Search the records below for the word "публикации" and show every line where it occurs.

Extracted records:
__________

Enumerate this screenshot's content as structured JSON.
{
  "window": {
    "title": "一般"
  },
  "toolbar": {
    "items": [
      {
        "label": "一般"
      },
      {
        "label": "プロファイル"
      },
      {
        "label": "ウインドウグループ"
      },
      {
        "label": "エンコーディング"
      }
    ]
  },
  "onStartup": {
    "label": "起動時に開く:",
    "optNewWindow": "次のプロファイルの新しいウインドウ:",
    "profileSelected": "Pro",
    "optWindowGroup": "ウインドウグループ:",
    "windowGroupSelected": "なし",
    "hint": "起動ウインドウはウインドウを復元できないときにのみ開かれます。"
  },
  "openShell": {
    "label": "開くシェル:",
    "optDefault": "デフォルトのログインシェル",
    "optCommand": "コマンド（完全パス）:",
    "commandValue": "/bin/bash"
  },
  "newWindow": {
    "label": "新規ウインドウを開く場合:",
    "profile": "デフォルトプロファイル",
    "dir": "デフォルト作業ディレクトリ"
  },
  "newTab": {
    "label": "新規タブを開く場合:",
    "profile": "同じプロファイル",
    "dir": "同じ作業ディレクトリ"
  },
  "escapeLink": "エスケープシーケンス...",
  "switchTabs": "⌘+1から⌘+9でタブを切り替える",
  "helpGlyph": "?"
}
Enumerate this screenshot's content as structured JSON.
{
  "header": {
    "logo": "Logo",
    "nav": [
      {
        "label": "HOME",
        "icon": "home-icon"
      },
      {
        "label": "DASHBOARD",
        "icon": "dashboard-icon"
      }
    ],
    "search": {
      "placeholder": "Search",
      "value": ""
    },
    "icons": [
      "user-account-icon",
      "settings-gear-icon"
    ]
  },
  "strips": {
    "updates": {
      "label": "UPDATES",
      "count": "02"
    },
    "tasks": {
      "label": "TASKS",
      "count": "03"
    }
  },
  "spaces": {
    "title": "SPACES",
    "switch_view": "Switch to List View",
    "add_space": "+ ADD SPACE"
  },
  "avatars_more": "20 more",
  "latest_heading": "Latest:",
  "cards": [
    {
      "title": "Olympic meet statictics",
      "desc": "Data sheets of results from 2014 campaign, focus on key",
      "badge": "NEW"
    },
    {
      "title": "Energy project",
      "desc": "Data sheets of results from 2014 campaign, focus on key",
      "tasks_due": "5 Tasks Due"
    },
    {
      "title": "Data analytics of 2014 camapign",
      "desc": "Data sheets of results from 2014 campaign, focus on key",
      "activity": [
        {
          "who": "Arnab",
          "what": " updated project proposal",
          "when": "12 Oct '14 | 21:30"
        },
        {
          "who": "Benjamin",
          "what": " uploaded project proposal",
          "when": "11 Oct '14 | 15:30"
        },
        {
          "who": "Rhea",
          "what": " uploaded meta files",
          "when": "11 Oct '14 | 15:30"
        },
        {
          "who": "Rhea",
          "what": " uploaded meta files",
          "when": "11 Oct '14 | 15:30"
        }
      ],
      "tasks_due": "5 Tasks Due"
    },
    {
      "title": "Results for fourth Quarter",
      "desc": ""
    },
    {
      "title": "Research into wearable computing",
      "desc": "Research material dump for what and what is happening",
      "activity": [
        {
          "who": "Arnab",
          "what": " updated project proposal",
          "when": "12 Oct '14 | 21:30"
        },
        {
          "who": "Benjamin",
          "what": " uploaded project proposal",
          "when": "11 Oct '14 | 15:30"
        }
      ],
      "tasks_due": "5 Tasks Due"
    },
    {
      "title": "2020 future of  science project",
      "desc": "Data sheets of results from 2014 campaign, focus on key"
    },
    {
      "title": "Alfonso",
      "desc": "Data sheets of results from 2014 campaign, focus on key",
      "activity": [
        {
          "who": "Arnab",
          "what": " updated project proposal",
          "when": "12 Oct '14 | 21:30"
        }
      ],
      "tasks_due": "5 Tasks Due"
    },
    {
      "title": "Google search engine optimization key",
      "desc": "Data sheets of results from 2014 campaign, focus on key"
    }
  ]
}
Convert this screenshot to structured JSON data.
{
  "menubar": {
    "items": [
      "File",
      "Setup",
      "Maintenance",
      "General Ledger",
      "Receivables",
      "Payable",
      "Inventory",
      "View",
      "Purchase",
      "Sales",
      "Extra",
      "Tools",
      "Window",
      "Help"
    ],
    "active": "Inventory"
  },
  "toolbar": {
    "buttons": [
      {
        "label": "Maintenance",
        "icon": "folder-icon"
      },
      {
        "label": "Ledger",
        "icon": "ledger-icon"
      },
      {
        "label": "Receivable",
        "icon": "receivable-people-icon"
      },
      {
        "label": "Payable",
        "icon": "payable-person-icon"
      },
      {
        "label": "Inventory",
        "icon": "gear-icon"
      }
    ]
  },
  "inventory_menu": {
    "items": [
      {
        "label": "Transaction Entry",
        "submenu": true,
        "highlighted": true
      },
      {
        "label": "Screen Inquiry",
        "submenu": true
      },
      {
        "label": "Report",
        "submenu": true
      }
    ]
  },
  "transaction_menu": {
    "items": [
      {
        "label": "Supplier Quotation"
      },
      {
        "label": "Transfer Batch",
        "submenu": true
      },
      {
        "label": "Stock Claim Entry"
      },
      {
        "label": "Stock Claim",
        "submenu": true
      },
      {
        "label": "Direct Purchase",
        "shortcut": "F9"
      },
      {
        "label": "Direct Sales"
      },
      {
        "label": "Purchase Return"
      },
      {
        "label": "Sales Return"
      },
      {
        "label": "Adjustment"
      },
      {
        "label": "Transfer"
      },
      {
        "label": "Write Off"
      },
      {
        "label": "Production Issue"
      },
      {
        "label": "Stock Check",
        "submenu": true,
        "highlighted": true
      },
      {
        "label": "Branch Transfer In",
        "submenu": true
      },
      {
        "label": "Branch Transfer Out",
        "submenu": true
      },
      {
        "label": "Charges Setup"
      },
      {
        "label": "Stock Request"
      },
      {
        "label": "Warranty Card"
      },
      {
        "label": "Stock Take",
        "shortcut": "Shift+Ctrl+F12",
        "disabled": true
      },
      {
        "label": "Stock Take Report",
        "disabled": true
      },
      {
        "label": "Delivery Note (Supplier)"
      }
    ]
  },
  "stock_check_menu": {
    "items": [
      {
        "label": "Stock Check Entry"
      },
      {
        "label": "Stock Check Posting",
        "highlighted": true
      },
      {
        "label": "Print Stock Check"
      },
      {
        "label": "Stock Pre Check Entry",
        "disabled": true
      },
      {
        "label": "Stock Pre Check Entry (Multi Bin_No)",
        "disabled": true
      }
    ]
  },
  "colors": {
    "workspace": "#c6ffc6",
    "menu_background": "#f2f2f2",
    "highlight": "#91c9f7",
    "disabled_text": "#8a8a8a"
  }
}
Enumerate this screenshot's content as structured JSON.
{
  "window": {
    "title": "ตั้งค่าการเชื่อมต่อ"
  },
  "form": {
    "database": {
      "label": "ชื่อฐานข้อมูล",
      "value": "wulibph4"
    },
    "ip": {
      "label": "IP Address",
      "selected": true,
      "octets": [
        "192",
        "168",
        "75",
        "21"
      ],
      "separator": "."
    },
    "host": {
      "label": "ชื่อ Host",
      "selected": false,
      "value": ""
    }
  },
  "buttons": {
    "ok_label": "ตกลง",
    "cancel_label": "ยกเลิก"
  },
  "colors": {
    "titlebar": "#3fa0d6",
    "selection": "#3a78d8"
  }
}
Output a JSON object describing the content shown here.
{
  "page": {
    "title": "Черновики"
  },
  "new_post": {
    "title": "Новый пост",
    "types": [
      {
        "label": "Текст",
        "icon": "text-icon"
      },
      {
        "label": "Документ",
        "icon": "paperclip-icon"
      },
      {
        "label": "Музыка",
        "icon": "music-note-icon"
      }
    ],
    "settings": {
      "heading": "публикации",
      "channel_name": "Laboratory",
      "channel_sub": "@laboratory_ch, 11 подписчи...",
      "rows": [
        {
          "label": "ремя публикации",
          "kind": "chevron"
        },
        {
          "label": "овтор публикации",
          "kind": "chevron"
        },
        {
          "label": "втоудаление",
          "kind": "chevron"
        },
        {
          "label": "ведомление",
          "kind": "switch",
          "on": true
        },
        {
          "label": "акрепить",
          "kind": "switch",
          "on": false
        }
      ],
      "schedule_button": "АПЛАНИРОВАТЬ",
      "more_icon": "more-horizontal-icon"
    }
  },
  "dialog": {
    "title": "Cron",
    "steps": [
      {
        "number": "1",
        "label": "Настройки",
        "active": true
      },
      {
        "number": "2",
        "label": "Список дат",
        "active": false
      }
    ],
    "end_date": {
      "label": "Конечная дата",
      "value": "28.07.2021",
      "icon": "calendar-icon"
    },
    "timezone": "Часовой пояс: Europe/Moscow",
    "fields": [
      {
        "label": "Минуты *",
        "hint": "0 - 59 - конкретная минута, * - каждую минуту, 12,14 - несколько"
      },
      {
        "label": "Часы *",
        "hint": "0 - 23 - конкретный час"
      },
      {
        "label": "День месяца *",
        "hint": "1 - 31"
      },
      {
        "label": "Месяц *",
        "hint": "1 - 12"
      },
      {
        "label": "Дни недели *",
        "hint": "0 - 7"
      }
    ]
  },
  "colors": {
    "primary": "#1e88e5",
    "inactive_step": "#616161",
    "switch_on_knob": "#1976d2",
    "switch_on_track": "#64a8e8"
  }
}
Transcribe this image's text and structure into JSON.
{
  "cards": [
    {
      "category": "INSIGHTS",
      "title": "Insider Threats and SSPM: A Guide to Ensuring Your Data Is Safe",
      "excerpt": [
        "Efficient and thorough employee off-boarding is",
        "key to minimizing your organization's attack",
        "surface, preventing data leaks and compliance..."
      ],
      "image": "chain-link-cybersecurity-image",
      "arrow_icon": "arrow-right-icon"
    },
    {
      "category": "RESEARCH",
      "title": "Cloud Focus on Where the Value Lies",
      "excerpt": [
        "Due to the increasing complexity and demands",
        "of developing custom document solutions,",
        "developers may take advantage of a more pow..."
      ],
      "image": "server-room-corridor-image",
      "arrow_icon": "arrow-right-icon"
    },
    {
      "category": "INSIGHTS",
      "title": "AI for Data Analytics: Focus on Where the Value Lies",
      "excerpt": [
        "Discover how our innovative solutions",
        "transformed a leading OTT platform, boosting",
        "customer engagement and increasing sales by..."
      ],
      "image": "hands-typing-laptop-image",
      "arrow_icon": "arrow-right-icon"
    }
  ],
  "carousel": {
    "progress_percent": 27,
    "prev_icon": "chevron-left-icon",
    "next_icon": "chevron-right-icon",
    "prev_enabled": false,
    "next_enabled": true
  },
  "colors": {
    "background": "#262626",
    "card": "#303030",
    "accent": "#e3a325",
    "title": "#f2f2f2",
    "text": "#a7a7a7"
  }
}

__________

### [Complete response]
      "heading": "публикации",
          "label": "ремя публикации",
          "label": "овтор публикации",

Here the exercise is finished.